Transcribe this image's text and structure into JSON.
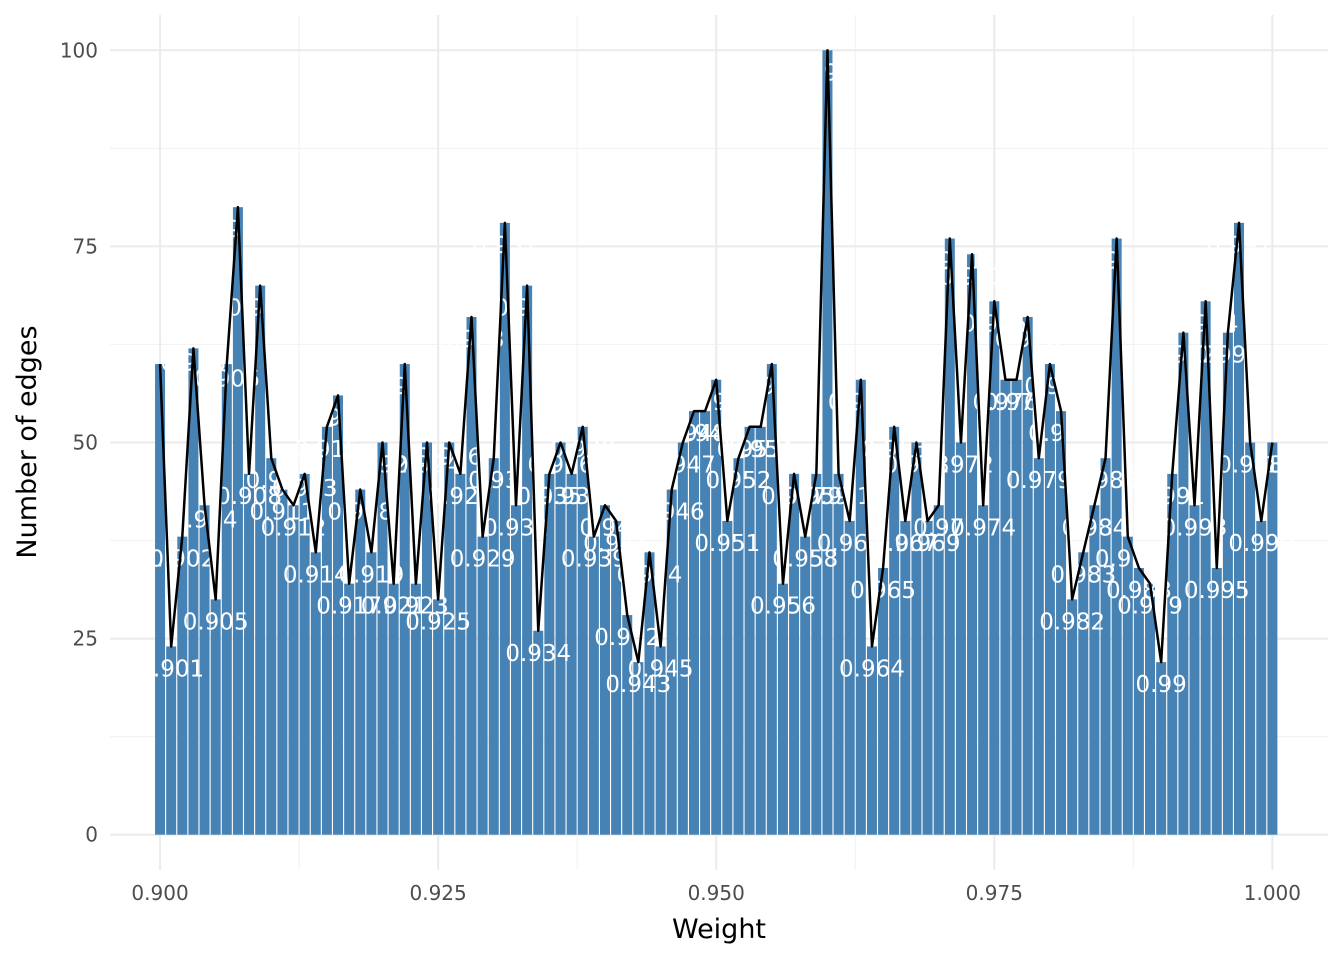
{
  "chart_data": {
    "type": "bar",
    "xlabel": "Weight",
    "ylabel": "Number of edges",
    "xlim": [
      0.8955,
      1.005
    ],
    "ylim": [
      -4.5,
      104.5
    ],
    "x_ticks": [
      0.9,
      0.925,
      0.95,
      0.975,
      1.0
    ],
    "x_tick_labels": [
      "0.900",
      "0.925",
      "0.950",
      "0.975",
      "1.000"
    ],
    "y_ticks": [
      0,
      25,
      50,
      75,
      100
    ],
    "y_tick_labels": [
      "0",
      "25",
      "50",
      "75",
      "100"
    ],
    "grid": true,
    "bar_color": "#4682b4",
    "line_color": "#000000",
    "label_color": "#ffffff",
    "x": [
      0.9,
      0.901,
      0.902,
      0.903,
      0.904,
      0.905,
      0.906,
      0.907,
      0.908,
      0.909,
      0.91,
      0.911,
      0.912,
      0.913,
      0.914,
      0.915,
      0.916,
      0.917,
      0.918,
      0.919,
      0.92,
      0.921,
      0.922,
      0.923,
      0.924,
      0.925,
      0.926,
      0.927,
      0.928,
      0.929,
      0.93,
      0.931,
      0.932,
      0.933,
      0.934,
      0.935,
      0.936,
      0.937,
      0.938,
      0.939,
      0.94,
      0.941,
      0.942,
      0.943,
      0.944,
      0.945,
      0.946,
      0.947,
      0.948,
      0.949,
      0.95,
      0.951,
      0.952,
      0.953,
      0.954,
      0.955,
      0.956,
      0.957,
      0.958,
      0.959,
      0.96,
      0.961,
      0.962,
      0.963,
      0.964,
      0.965,
      0.966,
      0.967,
      0.968,
      0.969,
      0.97,
      0.971,
      0.972,
      0.973,
      0.974,
      0.975,
      0.976,
      0.977,
      0.978,
      0.979,
      0.98,
      0.981,
      0.982,
      0.983,
      0.984,
      0.985,
      0.986,
      0.987,
      0.988,
      0.989,
      0.99,
      0.991,
      0.992,
      0.993,
      0.994,
      0.995,
      0.996,
      0.997,
      0.998,
      0.999,
      1.0
    ],
    "values": [
      60,
      24,
      38,
      62,
      42,
      30,
      60,
      80,
      46,
      70,
      48,
      44,
      42,
      46,
      36,
      52,
      56,
      32,
      44,
      36,
      50,
      32,
      60,
      32,
      50,
      30,
      50,
      46,
      66,
      38,
      48,
      78,
      42,
      70,
      26,
      46,
      50,
      46,
      52,
      38,
      42,
      40,
      28,
      22,
      36,
      24,
      44,
      50,
      54,
      54,
      58,
      40,
      48,
      52,
      52,
      60,
      32,
      46,
      38,
      46,
      100,
      46,
      40,
      58,
      24,
      34,
      52,
      40,
      50,
      40,
      42,
      76,
      50,
      74,
      42,
      68,
      58,
      58,
      66,
      48,
      60,
      54,
      30,
      36,
      42,
      48,
      76,
      38,
      34,
      32,
      22,
      46,
      64,
      42,
      68,
      34,
      64,
      78,
      50,
      40,
      50
    ],
    "bar_labels": [
      "0.9",
      "0.901",
      "0.902",
      "0.903",
      "0.904",
      "0.905",
      "0.906",
      "0.907",
      "0.908",
      "0.909",
      "0.91",
      "0.911",
      "0.912",
      "0.913",
      "0.914",
      "0.915",
      "0.916",
      "0.917",
      "0.918",
      "0.919",
      "0.92",
      "0.921",
      "0.922",
      "0.923",
      "0.924",
      "0.925",
      "0.926",
      "0.927",
      "0.928",
      "0.929",
      "0.93",
      "0.931",
      "0.932",
      "0.933",
      "0.934",
      "0.935",
      "0.936",
      "0.937",
      "0.938",
      "0.939",
      "0.94",
      "0.941",
      "0.942",
      "0.943",
      "0.944",
      "0.945",
      "0.946",
      "0.947",
      "0.948",
      "0.949",
      "0.95",
      "0.951",
      "0.952",
      "0.953",
      "0.954",
      "0.955",
      "0.956",
      "0.957",
      "0.958",
      "0.959",
      "0.96",
      "0.961",
      "0.962",
      "0.963",
      "0.964",
      "0.965",
      "0.966",
      "0.967",
      "0.968",
      "0.969",
      "0.97",
      "0.971",
      "0.972",
      "0.973",
      "0.974",
      "0.975",
      "0.976",
      "0.977",
      "0.978",
      "0.979",
      "0.98",
      "0.981",
      "0.982",
      "0.983",
      "0.984",
      "0.985",
      "0.986",
      "0.987",
      "0.988",
      "0.989",
      "0.99",
      "0.991",
      "0.992",
      "0.993",
      "0.994",
      "0.995",
      "0.996",
      "0.997",
      "0.998",
      "0.999",
      "1"
    ],
    "label_y": [
      35,
      21,
      35,
      60,
      40,
      27,
      58,
      77,
      43,
      67,
      45,
      41,
      39,
      44,
      33,
      49,
      53,
      29,
      41,
      33,
      47,
      29,
      57,
      29,
      47,
      27,
      48,
      43,
      63,
      35,
      45,
      75,
      39,
      67,
      23,
      43,
      47,
      43,
      49,
      35,
      39,
      37,
      25,
      19,
      33,
      21,
      41,
      47,
      51,
      51,
      55,
      37,
      45,
      49,
      49,
      57,
      29,
      43,
      35,
      43,
      97,
      43,
      37,
      55,
      21,
      31,
      49,
      37,
      47,
      37,
      39,
      73,
      47,
      71,
      39,
      65,
      55,
      55,
      63,
      45,
      57,
      51,
      27,
      33,
      39,
      45,
      73,
      35,
      31,
      29,
      19,
      43,
      61,
      39,
      65,
      31,
      61,
      75,
      47,
      37,
      47
    ]
  }
}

INSTRUCTION:
Write out the whole listing exactly, and drop the pictures.

REPLY TO THE TASK:
Transcribe this image's text and structure into JSON.
{
  "chart_data": {
    "type": "bar",
    "xlabel": "Weight",
    "ylabel": "Number of edges",
    "xlim": [
      0.8955,
      1.005
    ],
    "ylim": [
      -4.5,
      104.5
    ],
    "x_ticks": [
      0.9,
      0.925,
      0.95,
      0.975,
      1.0
    ],
    "x_tick_labels": [
      "0.900",
      "0.925",
      "0.950",
      "0.975",
      "1.000"
    ],
    "y_ticks": [
      0,
      25,
      50,
      75,
      100
    ],
    "y_tick_labels": [
      "0",
      "25",
      "50",
      "75",
      "100"
    ],
    "grid": true,
    "bar_color": "#4682b4",
    "line_color": "#000000",
    "label_color": "#ffffff",
    "x": [
      0.9,
      0.901,
      0.902,
      0.903,
      0.904,
      0.905,
      0.906,
      0.907,
      0.908,
      0.909,
      0.91,
      0.911,
      0.912,
      0.913,
      0.914,
      0.915,
      0.916,
      0.917,
      0.918,
      0.919,
      0.92,
      0.921,
      0.922,
      0.923,
      0.924,
      0.925,
      0.926,
      0.927,
      0.928,
      0.929,
      0.93,
      0.931,
      0.932,
      0.933,
      0.934,
      0.935,
      0.936,
      0.937,
      0.938,
      0.939,
      0.94,
      0.941,
      0.942,
      0.943,
      0.944,
      0.945,
      0.946,
      0.947,
      0.948,
      0.949,
      0.95,
      0.951,
      0.952,
      0.953,
      0.954,
      0.955,
      0.956,
      0.957,
      0.958,
      0.959,
      0.96,
      0.961,
      0.962,
      0.963,
      0.964,
      0.965,
      0.966,
      0.967,
      0.968,
      0.969,
      0.97,
      0.971,
      0.972,
      0.973,
      0.974,
      0.975,
      0.976,
      0.977,
      0.978,
      0.979,
      0.98,
      0.981,
      0.982,
      0.983,
      0.984,
      0.985,
      0.986,
      0.987,
      0.988,
      0.989,
      0.99,
      0.991,
      0.992,
      0.993,
      0.994,
      0.995,
      0.996,
      0.997,
      0.998,
      0.999,
      1.0
    ],
    "values": [
      60,
      24,
      38,
      62,
      42,
      30,
      60,
      80,
      46,
      70,
      48,
      44,
      42,
      46,
      36,
      52,
      56,
      32,
      44,
      36,
      50,
      32,
      60,
      32,
      50,
      30,
      50,
      46,
      66,
      38,
      48,
      78,
      42,
      70,
      26,
      46,
      50,
      46,
      52,
      38,
      42,
      40,
      28,
      22,
      36,
      24,
      44,
      50,
      54,
      54,
      58,
      40,
      48,
      52,
      52,
      60,
      32,
      46,
      38,
      46,
      100,
      46,
      40,
      58,
      24,
      34,
      52,
      40,
      50,
      40,
      42,
      76,
      50,
      74,
      42,
      68,
      58,
      58,
      66,
      48,
      60,
      54,
      30,
      36,
      42,
      48,
      76,
      38,
      34,
      32,
      22,
      46,
      64,
      42,
      68,
      34,
      64,
      78,
      50,
      40,
      50
    ],
    "bar_labels": [
      "0.9",
      "0.901",
      "0.902",
      "0.903",
      "0.904",
      "0.905",
      "0.906",
      "0.907",
      "0.908",
      "0.909",
      "0.91",
      "0.911",
      "0.912",
      "0.913",
      "0.914",
      "0.915",
      "0.916",
      "0.917",
      "0.918",
      "0.919",
      "0.92",
      "0.921",
      "0.922",
      "0.923",
      "0.924",
      "0.925",
      "0.926",
      "0.927",
      "0.928",
      "0.929",
      "0.93",
      "0.931",
      "0.932",
      "0.933",
      "0.934",
      "0.935",
      "0.936",
      "0.937",
      "0.938",
      "0.939",
      "0.94",
      "0.941",
      "0.942",
      "0.943",
      "0.944",
      "0.945",
      "0.946",
      "0.947",
      "0.948",
      "0.949",
      "0.95",
      "0.951",
      "0.952",
      "0.953",
      "0.954",
      "0.955",
      "0.956",
      "0.957",
      "0.958",
      "0.959",
      "0.96",
      "0.961",
      "0.962",
      "0.963",
      "0.964",
      "0.965",
      "0.966",
      "0.967",
      "0.968",
      "0.969",
      "0.97",
      "0.971",
      "0.972",
      "0.973",
      "0.974",
      "0.975",
      "0.976",
      "0.977",
      "0.978",
      "0.979",
      "0.98",
      "0.981",
      "0.982",
      "0.983",
      "0.984",
      "0.985",
      "0.986",
      "0.987",
      "0.988",
      "0.989",
      "0.99",
      "0.991",
      "0.992",
      "0.993",
      "0.994",
      "0.995",
      "0.996",
      "0.997",
      "0.998",
      "0.999",
      "1"
    ],
    "label_y": [
      35,
      21,
      35,
      60,
      40,
      27,
      58,
      77,
      43,
      67,
      45,
      41,
      39,
      44,
      33,
      49,
      53,
      29,
      41,
      33,
      47,
      29,
      57,
      29,
      47,
      27,
      48,
      43,
      63,
      35,
      45,
      75,
      39,
      67,
      23,
      43,
      47,
      43,
      49,
      35,
      39,
      37,
      25,
      19,
      33,
      21,
      41,
      47,
      51,
      51,
      55,
      37,
      45,
      49,
      49,
      57,
      29,
      43,
      35,
      43,
      97,
      43,
      37,
      55,
      21,
      31,
      49,
      37,
      47,
      37,
      39,
      73,
      47,
      71,
      39,
      65,
      55,
      55,
      63,
      45,
      57,
      51,
      27,
      33,
      39,
      45,
      73,
      35,
      31,
      29,
      19,
      43,
      61,
      39,
      65,
      31,
      61,
      75,
      47,
      37,
      47
    ]
  }
}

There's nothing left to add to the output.